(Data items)
▼
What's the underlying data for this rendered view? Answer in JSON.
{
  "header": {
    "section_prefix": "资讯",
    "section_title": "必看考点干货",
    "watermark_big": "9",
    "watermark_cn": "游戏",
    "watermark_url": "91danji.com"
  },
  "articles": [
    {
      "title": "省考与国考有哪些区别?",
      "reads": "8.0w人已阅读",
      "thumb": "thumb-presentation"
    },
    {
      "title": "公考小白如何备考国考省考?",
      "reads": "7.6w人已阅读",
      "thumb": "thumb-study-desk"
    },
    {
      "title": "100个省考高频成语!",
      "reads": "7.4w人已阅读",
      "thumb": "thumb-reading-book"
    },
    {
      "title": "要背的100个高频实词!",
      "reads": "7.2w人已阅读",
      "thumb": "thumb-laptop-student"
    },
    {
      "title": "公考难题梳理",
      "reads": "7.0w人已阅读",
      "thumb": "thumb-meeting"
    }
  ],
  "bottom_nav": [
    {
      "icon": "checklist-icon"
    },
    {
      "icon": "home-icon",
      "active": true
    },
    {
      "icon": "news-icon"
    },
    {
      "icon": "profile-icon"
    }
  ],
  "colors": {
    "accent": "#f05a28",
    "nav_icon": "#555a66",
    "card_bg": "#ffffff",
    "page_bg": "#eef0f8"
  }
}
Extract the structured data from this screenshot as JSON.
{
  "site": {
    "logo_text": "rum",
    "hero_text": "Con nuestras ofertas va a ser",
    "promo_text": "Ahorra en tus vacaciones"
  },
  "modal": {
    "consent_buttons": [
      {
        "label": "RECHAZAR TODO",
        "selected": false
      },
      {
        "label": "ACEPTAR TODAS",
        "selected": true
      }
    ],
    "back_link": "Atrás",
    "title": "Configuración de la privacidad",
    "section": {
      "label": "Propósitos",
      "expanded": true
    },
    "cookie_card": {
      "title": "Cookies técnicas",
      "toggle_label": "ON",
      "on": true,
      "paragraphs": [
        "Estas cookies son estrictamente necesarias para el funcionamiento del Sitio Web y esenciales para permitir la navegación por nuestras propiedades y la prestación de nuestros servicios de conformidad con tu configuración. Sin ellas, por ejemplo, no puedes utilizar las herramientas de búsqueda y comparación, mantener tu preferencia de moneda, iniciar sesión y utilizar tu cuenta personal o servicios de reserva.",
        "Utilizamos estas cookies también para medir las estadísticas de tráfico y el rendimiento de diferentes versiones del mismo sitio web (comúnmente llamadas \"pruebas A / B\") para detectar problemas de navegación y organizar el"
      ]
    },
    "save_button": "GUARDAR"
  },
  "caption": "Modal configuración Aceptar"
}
▲
▸ **The task**: Identify the lines above with the word "thumb". Copy them.

▸ **Result**:
      "thumb": "thumb-presentation"
      "thumb": "thumb-study-desk"
      "thumb": "thumb-reading-book"
      "thumb": "thumb-laptop-student"
      "thumb": "thumb-meeting"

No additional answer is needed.